Chart and figure data
⁂

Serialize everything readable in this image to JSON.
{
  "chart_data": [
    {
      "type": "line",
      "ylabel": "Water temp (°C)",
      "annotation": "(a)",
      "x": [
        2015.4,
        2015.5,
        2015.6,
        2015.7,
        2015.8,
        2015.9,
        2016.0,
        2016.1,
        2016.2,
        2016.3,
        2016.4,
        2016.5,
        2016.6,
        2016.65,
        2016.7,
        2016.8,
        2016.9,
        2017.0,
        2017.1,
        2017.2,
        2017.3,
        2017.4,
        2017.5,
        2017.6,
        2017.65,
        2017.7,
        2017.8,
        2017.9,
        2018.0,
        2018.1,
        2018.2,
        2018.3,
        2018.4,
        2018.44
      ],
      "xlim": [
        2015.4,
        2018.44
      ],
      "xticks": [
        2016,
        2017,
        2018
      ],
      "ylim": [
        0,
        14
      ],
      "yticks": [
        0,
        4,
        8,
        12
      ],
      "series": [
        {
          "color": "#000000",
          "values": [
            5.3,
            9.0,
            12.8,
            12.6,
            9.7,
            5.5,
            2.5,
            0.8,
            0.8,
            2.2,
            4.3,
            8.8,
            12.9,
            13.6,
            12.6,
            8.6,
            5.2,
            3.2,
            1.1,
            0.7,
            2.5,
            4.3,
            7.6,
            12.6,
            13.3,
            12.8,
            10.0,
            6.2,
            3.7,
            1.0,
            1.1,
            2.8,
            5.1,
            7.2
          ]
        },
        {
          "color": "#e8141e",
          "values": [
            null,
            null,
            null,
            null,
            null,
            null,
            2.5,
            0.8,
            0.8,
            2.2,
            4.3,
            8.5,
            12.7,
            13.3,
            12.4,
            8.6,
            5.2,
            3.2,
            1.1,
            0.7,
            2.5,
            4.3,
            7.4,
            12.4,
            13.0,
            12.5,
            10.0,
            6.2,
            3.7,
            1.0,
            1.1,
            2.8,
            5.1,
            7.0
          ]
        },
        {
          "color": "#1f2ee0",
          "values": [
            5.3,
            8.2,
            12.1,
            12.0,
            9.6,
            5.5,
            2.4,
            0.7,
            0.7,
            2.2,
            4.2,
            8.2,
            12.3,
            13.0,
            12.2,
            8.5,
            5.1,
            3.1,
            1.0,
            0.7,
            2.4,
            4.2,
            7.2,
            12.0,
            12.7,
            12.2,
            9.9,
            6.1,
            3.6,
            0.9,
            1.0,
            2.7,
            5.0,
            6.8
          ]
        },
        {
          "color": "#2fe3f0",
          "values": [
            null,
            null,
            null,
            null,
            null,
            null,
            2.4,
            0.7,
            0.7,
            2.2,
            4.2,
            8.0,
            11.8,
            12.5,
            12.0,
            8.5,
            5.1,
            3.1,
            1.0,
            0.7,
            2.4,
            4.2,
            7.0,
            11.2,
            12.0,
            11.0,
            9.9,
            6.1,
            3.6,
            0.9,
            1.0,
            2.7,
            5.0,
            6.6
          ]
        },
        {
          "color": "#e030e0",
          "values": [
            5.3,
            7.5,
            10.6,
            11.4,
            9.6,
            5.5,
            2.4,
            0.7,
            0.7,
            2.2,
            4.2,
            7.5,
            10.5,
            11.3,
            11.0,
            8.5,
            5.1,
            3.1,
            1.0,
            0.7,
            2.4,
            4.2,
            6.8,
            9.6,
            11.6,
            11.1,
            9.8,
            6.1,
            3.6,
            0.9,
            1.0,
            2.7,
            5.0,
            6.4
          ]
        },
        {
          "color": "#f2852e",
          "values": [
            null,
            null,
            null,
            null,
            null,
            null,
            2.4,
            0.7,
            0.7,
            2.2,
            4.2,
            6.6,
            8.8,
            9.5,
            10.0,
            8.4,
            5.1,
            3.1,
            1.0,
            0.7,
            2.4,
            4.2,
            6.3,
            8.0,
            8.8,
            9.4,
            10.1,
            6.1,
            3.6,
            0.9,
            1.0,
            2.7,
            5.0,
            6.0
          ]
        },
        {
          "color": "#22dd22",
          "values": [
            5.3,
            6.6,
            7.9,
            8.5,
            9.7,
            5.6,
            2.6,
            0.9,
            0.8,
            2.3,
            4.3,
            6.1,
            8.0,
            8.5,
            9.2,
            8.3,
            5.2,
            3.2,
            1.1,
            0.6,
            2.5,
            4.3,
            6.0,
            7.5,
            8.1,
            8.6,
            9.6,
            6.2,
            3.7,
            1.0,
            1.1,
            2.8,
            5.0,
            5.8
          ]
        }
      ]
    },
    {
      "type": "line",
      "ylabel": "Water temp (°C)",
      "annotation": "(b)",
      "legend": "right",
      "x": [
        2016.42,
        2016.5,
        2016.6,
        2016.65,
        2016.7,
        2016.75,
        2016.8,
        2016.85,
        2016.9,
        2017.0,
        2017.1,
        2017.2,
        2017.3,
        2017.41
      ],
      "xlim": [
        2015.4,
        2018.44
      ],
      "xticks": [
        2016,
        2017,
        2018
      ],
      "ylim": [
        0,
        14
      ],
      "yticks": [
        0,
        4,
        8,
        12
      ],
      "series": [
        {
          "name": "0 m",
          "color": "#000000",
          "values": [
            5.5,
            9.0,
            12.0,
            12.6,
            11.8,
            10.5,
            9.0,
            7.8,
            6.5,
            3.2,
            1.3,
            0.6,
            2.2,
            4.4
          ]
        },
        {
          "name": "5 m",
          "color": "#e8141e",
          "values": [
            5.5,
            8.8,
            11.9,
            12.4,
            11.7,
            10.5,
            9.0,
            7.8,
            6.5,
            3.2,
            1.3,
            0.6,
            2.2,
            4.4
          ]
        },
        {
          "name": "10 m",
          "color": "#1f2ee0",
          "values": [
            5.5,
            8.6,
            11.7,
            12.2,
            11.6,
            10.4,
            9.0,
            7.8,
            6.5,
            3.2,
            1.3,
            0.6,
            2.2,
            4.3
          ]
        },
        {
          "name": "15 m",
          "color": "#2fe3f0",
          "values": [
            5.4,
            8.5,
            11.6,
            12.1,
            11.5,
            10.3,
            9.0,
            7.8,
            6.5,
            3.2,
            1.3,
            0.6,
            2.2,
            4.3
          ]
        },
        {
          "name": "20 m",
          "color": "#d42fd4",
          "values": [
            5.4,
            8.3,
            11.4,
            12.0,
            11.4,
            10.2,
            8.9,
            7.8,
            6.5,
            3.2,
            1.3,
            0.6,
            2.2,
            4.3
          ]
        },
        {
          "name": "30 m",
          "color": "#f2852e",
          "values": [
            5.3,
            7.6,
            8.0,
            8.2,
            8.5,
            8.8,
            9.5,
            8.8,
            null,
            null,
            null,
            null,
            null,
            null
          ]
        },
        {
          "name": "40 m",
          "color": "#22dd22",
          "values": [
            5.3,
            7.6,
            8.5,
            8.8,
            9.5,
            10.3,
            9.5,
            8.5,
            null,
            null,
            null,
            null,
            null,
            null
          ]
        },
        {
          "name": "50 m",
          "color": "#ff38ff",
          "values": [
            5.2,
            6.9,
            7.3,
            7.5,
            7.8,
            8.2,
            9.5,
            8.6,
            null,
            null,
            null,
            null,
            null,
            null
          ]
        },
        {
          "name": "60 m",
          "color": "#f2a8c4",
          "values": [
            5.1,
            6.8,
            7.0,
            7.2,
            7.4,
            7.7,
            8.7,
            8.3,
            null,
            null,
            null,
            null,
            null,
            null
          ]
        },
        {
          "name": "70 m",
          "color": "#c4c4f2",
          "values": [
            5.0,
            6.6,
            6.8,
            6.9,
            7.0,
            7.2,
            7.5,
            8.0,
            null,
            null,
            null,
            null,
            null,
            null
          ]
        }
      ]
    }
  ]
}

⁂

> TASK INSTRUCTIONS
Write out every line of the records exactly.

> COMPLETED TASK
Serialize everything readable in this image to JSON.
{
  "chart_data": [
    {
      "type": "line",
      "ylabel": "Water temp (°C)",
      "annotation": "(a)",
      "x": [
        2015.4,
        2015.5,
        2015.6,
        2015.7,
        2015.8,
        2015.9,
        2016.0,
        2016.1,
        2016.2,
        2016.3,
        2016.4,
        2016.5,
        2016.6,
        2016.65,
        2016.7,
        2016.8,
        2016.9,
        2017.0,
        2017.1,
        2017.2,
        2017.3,
        2017.4,
        2017.5,
        2017.6,
        2017.65,
        2017.7,
        2017.8,
        2017.9,
        2018.0,
        2018.1,
        2018.2,
        2018.3,
        2018.4,
        2018.44
      ],
      "xlim": [
        2015.4,
        2018.44
      ],
      "xticks": [
        2016,
        2017,
        2018
      ],
      "ylim": [
        0,
        14
      ],
      "yticks": [
        0,
        4,
        8,
        12
      ],
      "series": [
        {
          "color": "#000000",
          "values": [
            5.3,
            9.0,
            12.8,
            12.6,
            9.7,
            5.5,
            2.5,
            0.8,
            0.8,
            2.2,
            4.3,
            8.8,
            12.9,
            13.6,
            12.6,
            8.6,
            5.2,
            3.2,
            1.1,
            0.7,
            2.5,
            4.3,
            7.6,
            12.6,
            13.3,
            12.8,
            10.0,
            6.2,
            3.7,
            1.0,
            1.1,
            2.8,
            5.1,
            7.2
          ]
        },
        {
          "color": "#e8141e",
          "values": [
            null,
            null,
            null,
            null,
            null,
            null,
            2.5,
            0.8,
            0.8,
            2.2,
            4.3,
            8.5,
            12.7,
            13.3,
            12.4,
            8.6,
            5.2,
            3.2,
            1.1,
            0.7,
            2.5,
            4.3,
            7.4,
            12.4,
            13.0,
            12.5,
            10.0,
            6.2,
            3.7,
            1.0,
            1.1,
            2.8,
            5.1,
            7.0
          ]
        },
        {
          "color": "#1f2ee0",
          "values": [
            5.3,
            8.2,
            12.1,
            12.0,
            9.6,
            5.5,
            2.4,
            0.7,
            0.7,
            2.2,
            4.2,
            8.2,
            12.3,
            13.0,
            12.2,
            8.5,
            5.1,
            3.1,
            1.0,
            0.7,
            2.4,
            4.2,
            7.2,
            12.0,
            12.7,
            12.2,
            9.9,
            6.1,
            3.6,
            0.9,
            1.0,
            2.7,
            5.0,
            6.8
          ]
        },
        {
          "color": "#2fe3f0",
          "values": [
            null,
            null,
            null,
            null,
            null,
            null,
            2.4,
            0.7,
            0.7,
            2.2,
            4.2,
            8.0,
            11.8,
            12.5,
            12.0,
            8.5,
            5.1,
            3.1,
            1.0,
            0.7,
            2.4,
            4.2,
            7.0,
            11.2,
            12.0,
            11.0,
            9.9,
            6.1,
            3.6,
            0.9,
            1.0,
            2.7,
            5.0,
            6.6
          ]
        },
        {
          "color": "#e030e0",
          "values": [
            5.3,
            7.5,
            10.6,
            11.4,
            9.6,
            5.5,
            2.4,
            0.7,
            0.7,
            2.2,
            4.2,
            7.5,
            10.5,
            11.3,
            11.0,
            8.5,
            5.1,
            3.1,
            1.0,
            0.7,
            2.4,
            4.2,
            6.8,
            9.6,
            11.6,
            11.1,
            9.8,
            6.1,
            3.6,
            0.9,
            1.0,
            2.7,
            5.0,
            6.4
          ]
        },
        {
          "color": "#f2852e",
          "values": [
            null,
            null,
            null,
            null,
            null,
            null,
            2.4,
            0.7,
            0.7,
            2.2,
            4.2,
            6.6,
            8.8,
            9.5,
            10.0,
            8.4,
            5.1,
            3.1,
            1.0,
            0.7,
            2.4,
            4.2,
            6.3,
            8.0,
            8.8,
            9.4,
            10.1,
            6.1,
            3.6,
            0.9,
            1.0,
            2.7,
            5.0,
            6.0
          ]
        },
        {
          "color": "#22dd22",
          "values": [
            5.3,
            6.6,
            7.9,
            8.5,
            9.7,
            5.6,
            2.6,
            0.9,
            0.8,
            2.3,
            4.3,
            6.1,
            8.0,
            8.5,
            9.2,
            8.3,
            5.2,
            3.2,
            1.1,
            0.6,
            2.5,
            4.3,
            6.0,
            7.5,
            8.1,
            8.6,
            9.6,
            6.2,
            3.7,
            1.0,
            1.1,
            2.8,
            5.0,
            5.8
          ]
        }
      ]
    },
    {
      "type": "line",
      "ylabel": "Water temp (°C)",
      "annotation": "(b)",
      "legend": "right",
      "x": [
        2016.42,
        2016.5,
        2016.6,
        2016.65,
        2016.7,
        2016.75,
        2016.8,
        2016.85,
        2016.9,
        2017.0,
        2017.1,
        2017.2,
        2017.3,
        2017.41
      ],
      "xlim": [
        2015.4,
        2018.44
      ],
      "xticks": [
        2016,
        2017,
        2018
      ],
      "ylim": [
        0,
        14
      ],
      "yticks": [
        0,
        4,
        8,
        12
      ],
      "series": [
        {
          "name": "0 m",
          "color": "#000000",
          "values": [
            5.5,
            9.0,
            12.0,
            12.6,
            11.8,
            10.5,
            9.0,
            7.8,
            6.5,
            3.2,
            1.3,
            0.6,
            2.2,
            4.4
          ]
        },
        {
          "name": "5 m",
          "color": "#e8141e",
          "values": [
            5.5,
            8.8,
            11.9,
            12.4,
            11.7,
            10.5,
            9.0,
            7.8,
            6.5,
            3.2,
            1.3,
            0.6,
            2.2,
            4.4
          ]
        },
        {
          "name": "10 m",
          "color": "#1f2ee0",
          "values": [
            5.5,
            8.6,
            11.7,
            12.2,
            11.6,
            10.4,
            9.0,
            7.8,
            6.5,
            3.2,
            1.3,
            0.6,
            2.2,
            4.3
          ]
        },
        {
          "name": "15 m",
          "color": "#2fe3f0",
          "values": [
            5.4,
            8.5,
            11.6,
            12.1,
            11.5,
            10.3,
            9.0,
            7.8,
            6.5,
            3.2,
            1.3,
            0.6,
            2.2,
            4.3
          ]
        },
        {
          "name": "20 m",
          "color": "#d42fd4",
          "values": [
            5.4,
            8.3,
            11.4,
            12.0,
            11.4,
            10.2,
            8.9,
            7.8,
            6.5,
            3.2,
            1.3,
            0.6,
            2.2,
            4.3
          ]
        },
        {
          "name": "30 m",
          "color": "#f2852e",
          "values": [
            5.3,
            7.6,
            8.0,
            8.2,
            8.5,
            8.8,
            9.5,
            8.8,
            null,
            null,
            null,
            null,
            null,
            null
          ]
        },
        {
          "name": "40 m",
          "color": "#22dd22",
          "values": [
            5.3,
            7.6,
            8.5,
            8.8,
            9.5,
            10.3,
            9.5,
            8.5,
            null,
            null,
            null,
            null,
            null,
            null
          ]
        },
        {
          "name": "50 m",
          "color": "#ff38ff",
          "values": [
            5.2,
            6.9,
            7.3,
            7.5,
            7.8,
            8.2,
            9.5,
            8.6,
            null,
            null,
            null,
            null,
            null,
            null
          ]
        },
        {
          "name": "60 m",
          "color": "#f2a8c4",
          "values": [
            5.1,
            6.8,
            7.0,
            7.2,
            7.4,
            7.7,
            8.7,
            8.3,
            null,
            null,
            null,
            null,
            null,
            null
          ]
        },
        {
          "name": "70 m",
          "color": "#c4c4f2",
          "values": [
            5.0,
            6.6,
            6.8,
            6.9,
            7.0,
            7.2,
            7.5,
            8.0,
            null,
            null,
            null,
            null,
            null,
            null
          ]
        }
      ]
    }
  ]
}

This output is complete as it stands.